Dataset items:
↓
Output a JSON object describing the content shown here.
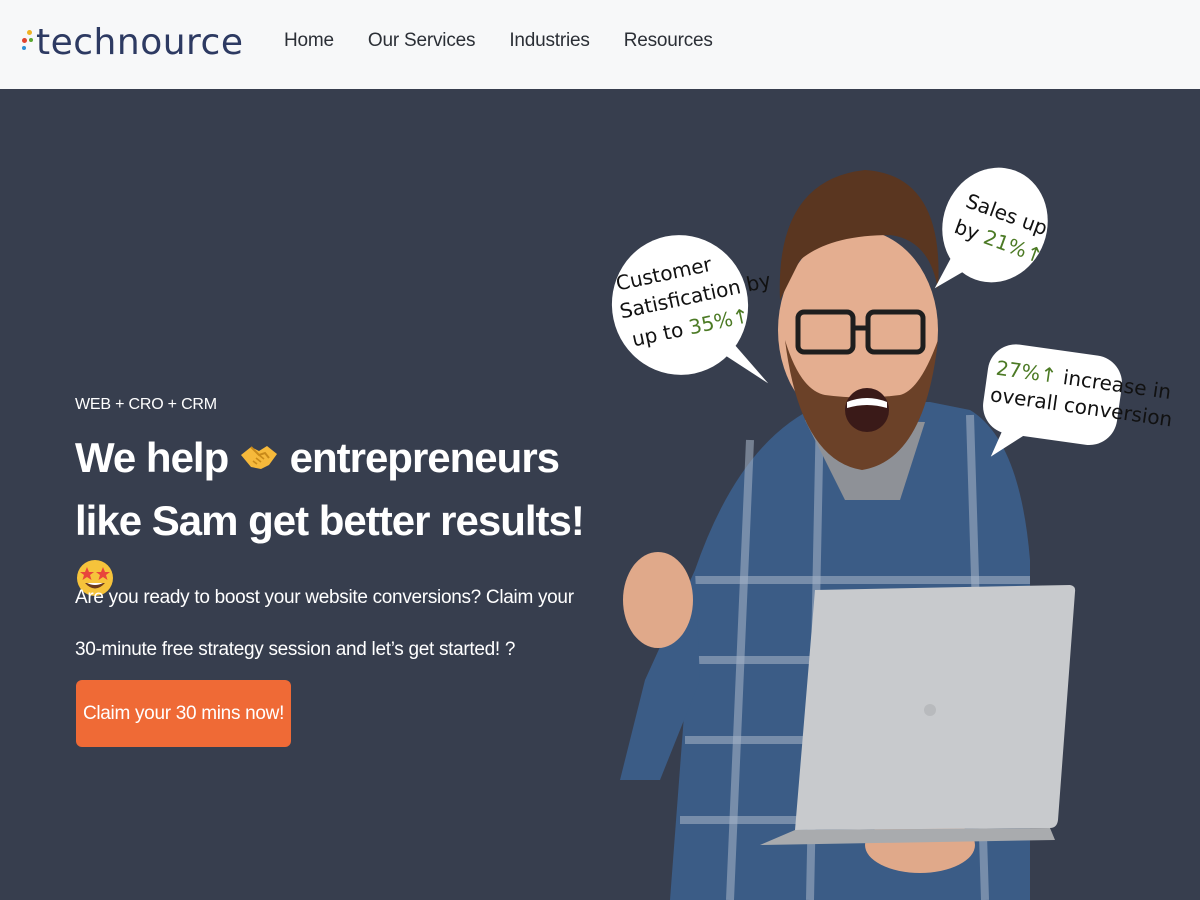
{
  "header": {
    "brand": "technource",
    "nav": [
      {
        "label": "Home"
      },
      {
        "label": "Our Services"
      },
      {
        "label": "Industries"
      },
      {
        "label": "Resources"
      }
    ]
  },
  "hero": {
    "eyebrow": "WEB + CRO + CRM",
    "title_part1": "We help",
    "title_part2": "entrepreneurs like Sam get better results!",
    "description": "Are you ready to boost your website conversions? Claim your 30-minute free strategy session and let’s get started! ?",
    "cta_label": "Claim your 30 mins now!"
  },
  "bubbles": {
    "satisfaction": {
      "line1": "Customer",
      "line2": "Satisfication by",
      "line3_prefix": "up to",
      "value": "35%↑"
    },
    "sales": {
      "line1": "Sales up",
      "line2_prefix": "by",
      "value": "21%↑"
    },
    "conversion": {
      "value": "27%↑",
      "line1_suffix": "increase in",
      "line2": "overall conversion"
    }
  },
  "colors": {
    "hero_bg": "#373e4e",
    "header_bg": "#f7f8f9",
    "cta": "#ef6a36",
    "accent_green": "#4c7a25"
  }
}
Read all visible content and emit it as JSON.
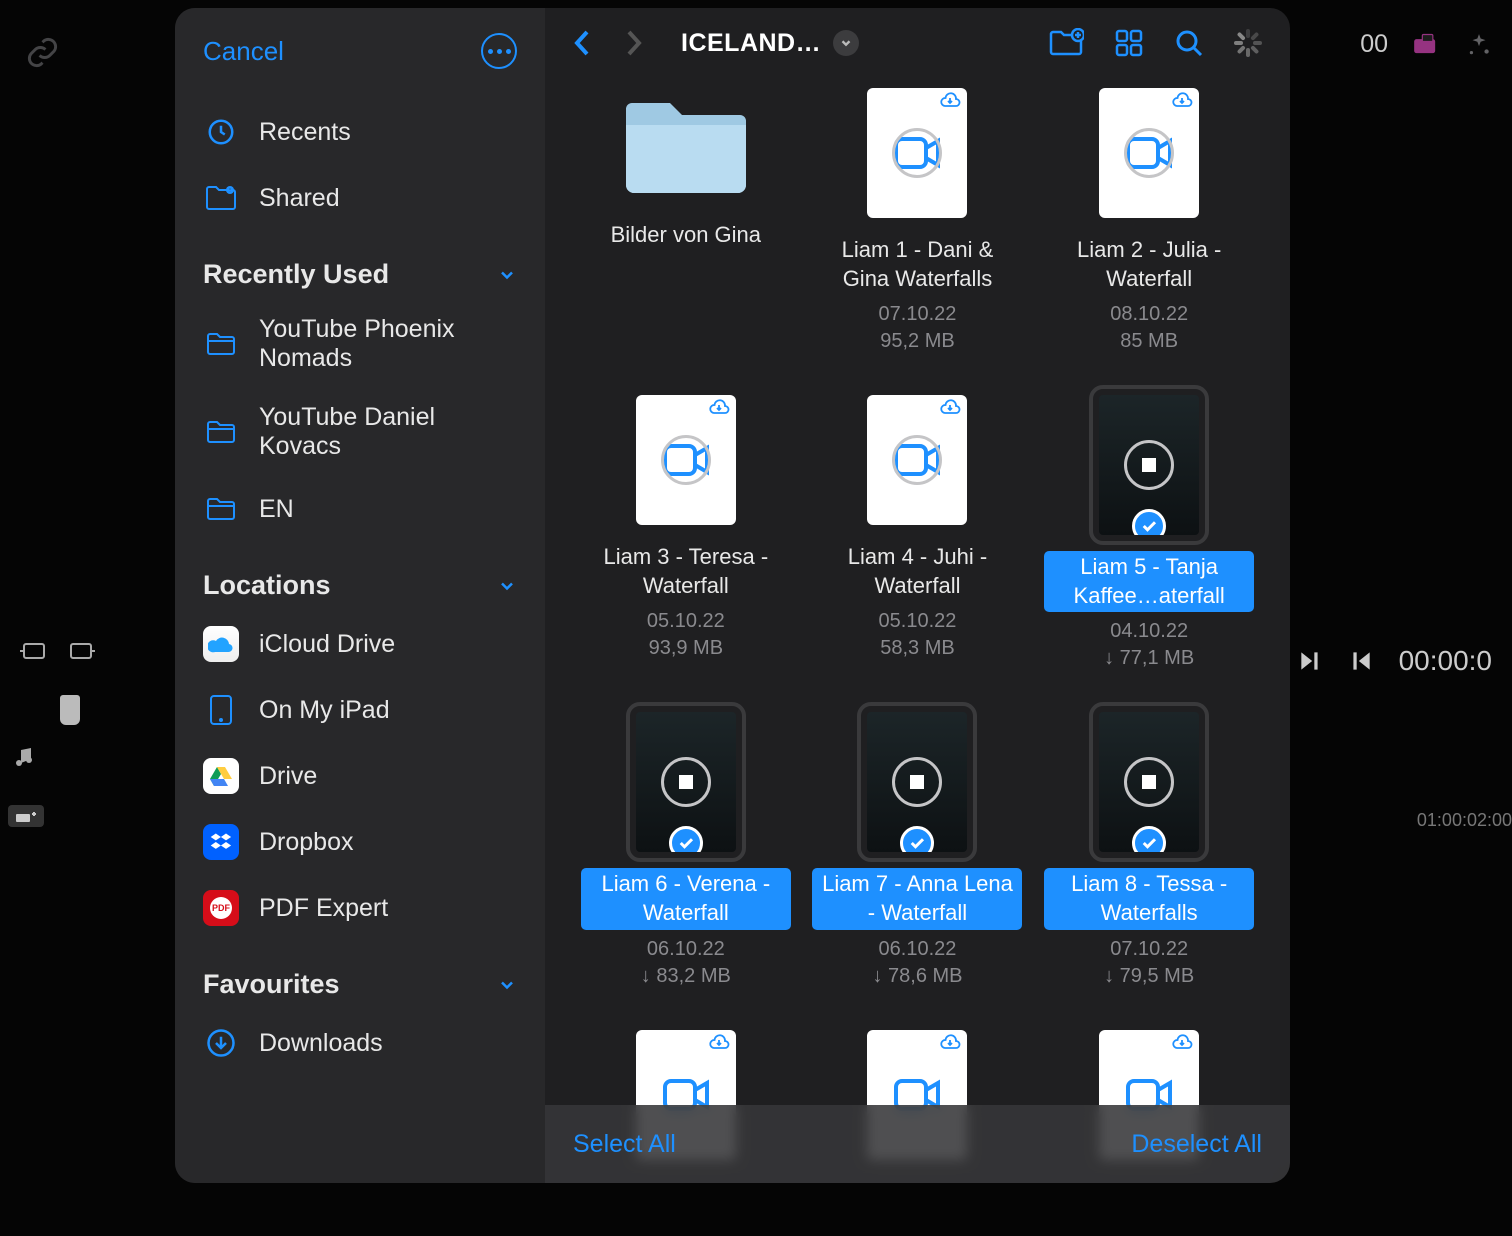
{
  "background": {
    "timecode_top": "00",
    "timecode_right": "00:00:0",
    "timeline_marker": "01:00:02:00"
  },
  "modal": {
    "cancel": "Cancel",
    "sections": {
      "top": [
        {
          "icon": "clock-icon",
          "label": "Recents"
        },
        {
          "icon": "shared-folder-icon",
          "label": "Shared"
        }
      ],
      "recently_used": {
        "title": "Recently Used",
        "items": [
          {
            "label": "YouTube Phoenix Nomads"
          },
          {
            "label": "YouTube Daniel Kovacs"
          },
          {
            "label": "EN"
          }
        ]
      },
      "locations": {
        "title": "Locations",
        "items": [
          {
            "icon": "icloud",
            "label": "iCloud Drive"
          },
          {
            "icon": "ipad",
            "label": "On My iPad"
          },
          {
            "icon": "gdrive",
            "label": "Drive"
          },
          {
            "icon": "dropbox",
            "label": "Dropbox"
          },
          {
            "icon": "pdfexpert",
            "label": "PDF Expert"
          }
        ]
      },
      "favourites": {
        "title": "Favourites",
        "items": [
          {
            "icon": "download-circle",
            "label": "Downloads"
          }
        ]
      }
    },
    "toolbar": {
      "title": "ICELAND…"
    },
    "select_all": "Select All",
    "deselect_all": "Deselect All",
    "files": [
      {
        "kind": "folder",
        "name": "Bilder von Gina",
        "date": "",
        "size": "",
        "selected": false,
        "cloud": false,
        "downloading": false,
        "local_arrow": false
      },
      {
        "kind": "video",
        "name": "Liam 1 - Dani & Gina Waterfalls",
        "date": "07.10.22",
        "size": "95,2 MB",
        "selected": false,
        "cloud": true,
        "downloading": true,
        "local_arrow": false
      },
      {
        "kind": "video",
        "name": "Liam 2 - Julia - Waterfall",
        "date": "08.10.22",
        "size": "85 MB",
        "selected": false,
        "cloud": true,
        "downloading": true,
        "local_arrow": false
      },
      {
        "kind": "video",
        "name": "Liam 3 - Teresa - Waterfall",
        "date": "05.10.22",
        "size": "93,9 MB",
        "selected": false,
        "cloud": true,
        "downloading": true,
        "local_arrow": false
      },
      {
        "kind": "video",
        "name": "Liam 4 - Juhi - Waterfall",
        "date": "05.10.22",
        "size": "58,3 MB",
        "selected": false,
        "cloud": true,
        "downloading": true,
        "local_arrow": false
      },
      {
        "kind": "image",
        "name": "Liam 5 - Tanja Kaffee…aterfall",
        "date": "04.10.22",
        "size": "77,1 MB",
        "selected": true,
        "cloud": false,
        "downloading": true,
        "local_arrow": true
      },
      {
        "kind": "image",
        "name": "Liam 6 - Verena - Waterfall",
        "date": "06.10.22",
        "size": "83,2 MB",
        "selected": true,
        "cloud": false,
        "downloading": true,
        "local_arrow": true
      },
      {
        "kind": "image",
        "name": "Liam 7 - Anna Lena - Waterfall",
        "date": "06.10.22",
        "size": "78,6 MB",
        "selected": true,
        "cloud": false,
        "downloading": true,
        "local_arrow": true
      },
      {
        "kind": "image",
        "name": "Liam 8 - Tessa - Waterfalls",
        "date": "07.10.22",
        "size": "79,5 MB",
        "selected": true,
        "cloud": false,
        "downloading": true,
        "local_arrow": true
      },
      {
        "kind": "video",
        "name": "",
        "date": "",
        "size": "",
        "selected": false,
        "cloud": true,
        "downloading": false,
        "local_arrow": false
      },
      {
        "kind": "video",
        "name": "",
        "date": "",
        "size": "",
        "selected": false,
        "cloud": true,
        "downloading": false,
        "local_arrow": false
      },
      {
        "kind": "video",
        "name": "",
        "date": "",
        "size": "",
        "selected": false,
        "cloud": true,
        "downloading": false,
        "local_arrow": false
      }
    ]
  },
  "colors": {
    "accent": "#1e90ff"
  }
}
↑
◆ **Task requirements**:
From the records, copy every line that has the string "size" in it.

◆ **The output**:
        "size": "",
        "size": "95,2 MB",
        "size": "85 MB",
        "size": "93,9 MB",
        "size": "58,3 MB",
        "size": "77,1 MB",
        "size": "83,2 MB",
        "size": "78,6 MB",
        "size": "79,5 MB",
        "size": "",
        "size": "",
        "size": "",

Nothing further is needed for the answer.